Der Landesehrenbrief für Ellen Schmids ehrenamtliche Arbeit und ihr Literaturprogramm
Eine große Ehre für Ellen Schmid war die Verleihung des Ehrenbriefes des Landes Hessen mit Ehrennadel im Jahr 2014. Völlig überrascht wurde sie von dieser Auszeichung für ihre ehrenamtliche Arbeit und das Literaturprogramm der Märchentage, die Landrat Dietrich Kübler in Anwesenheit des hess. Ministers für Wissenschaft und Kunst Boris Rhein ihr verlieh. Bereits 2013 konnte die bescheidene Bücherfreundin von Kultusministerin Nicola Beer im Namen des Hess. Kultusministeriums und des Börsenvereins des Deutschen Buchhandels das Gütesiegel „Lesefreude Hessen - Anerkannter Lesepartner 2012/32013“ entgegennehmen.

_ZIEL DER ÜBUNG:_ Wer verlieh Ellen Schmid laut dem Text über ihren Landesehrenbrief diese Auszeichnung? Das folgende Material ist vom Text unabhängig.

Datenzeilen
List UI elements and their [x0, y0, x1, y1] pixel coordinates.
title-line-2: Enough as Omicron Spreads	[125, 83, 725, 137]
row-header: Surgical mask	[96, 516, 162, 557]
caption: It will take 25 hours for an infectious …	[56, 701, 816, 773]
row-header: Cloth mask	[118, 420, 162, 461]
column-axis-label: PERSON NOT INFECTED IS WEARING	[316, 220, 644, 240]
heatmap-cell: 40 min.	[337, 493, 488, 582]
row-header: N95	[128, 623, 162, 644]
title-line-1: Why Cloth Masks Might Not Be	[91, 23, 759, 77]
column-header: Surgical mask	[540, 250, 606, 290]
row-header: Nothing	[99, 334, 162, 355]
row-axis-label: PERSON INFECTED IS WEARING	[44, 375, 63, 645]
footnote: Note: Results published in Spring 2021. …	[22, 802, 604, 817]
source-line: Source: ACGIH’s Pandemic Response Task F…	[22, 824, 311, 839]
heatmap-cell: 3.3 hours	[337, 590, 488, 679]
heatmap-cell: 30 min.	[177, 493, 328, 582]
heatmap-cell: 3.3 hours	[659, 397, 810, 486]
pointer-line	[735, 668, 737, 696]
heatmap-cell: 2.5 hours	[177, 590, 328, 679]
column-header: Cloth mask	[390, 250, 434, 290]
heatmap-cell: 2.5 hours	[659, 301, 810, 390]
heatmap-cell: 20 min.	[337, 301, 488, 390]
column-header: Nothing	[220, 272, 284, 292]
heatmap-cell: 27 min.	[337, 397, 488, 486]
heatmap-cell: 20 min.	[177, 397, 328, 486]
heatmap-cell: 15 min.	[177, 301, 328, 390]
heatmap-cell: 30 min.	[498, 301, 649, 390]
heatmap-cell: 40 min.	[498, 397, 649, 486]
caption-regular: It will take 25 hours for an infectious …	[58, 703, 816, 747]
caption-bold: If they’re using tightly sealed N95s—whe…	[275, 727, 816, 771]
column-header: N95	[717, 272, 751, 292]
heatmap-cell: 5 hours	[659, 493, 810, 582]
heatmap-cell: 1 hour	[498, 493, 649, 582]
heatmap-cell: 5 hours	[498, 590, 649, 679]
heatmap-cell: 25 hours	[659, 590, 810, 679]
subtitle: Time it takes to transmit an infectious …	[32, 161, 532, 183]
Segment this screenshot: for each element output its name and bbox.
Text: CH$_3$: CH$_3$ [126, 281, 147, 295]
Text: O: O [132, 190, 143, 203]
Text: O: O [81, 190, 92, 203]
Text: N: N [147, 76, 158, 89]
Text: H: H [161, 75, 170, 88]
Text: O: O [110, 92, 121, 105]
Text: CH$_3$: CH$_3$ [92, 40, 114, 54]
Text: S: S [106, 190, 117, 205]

_AUSGABE:_ Landrat Dietrich Kübler verlieh ihr den Ehrenbrief.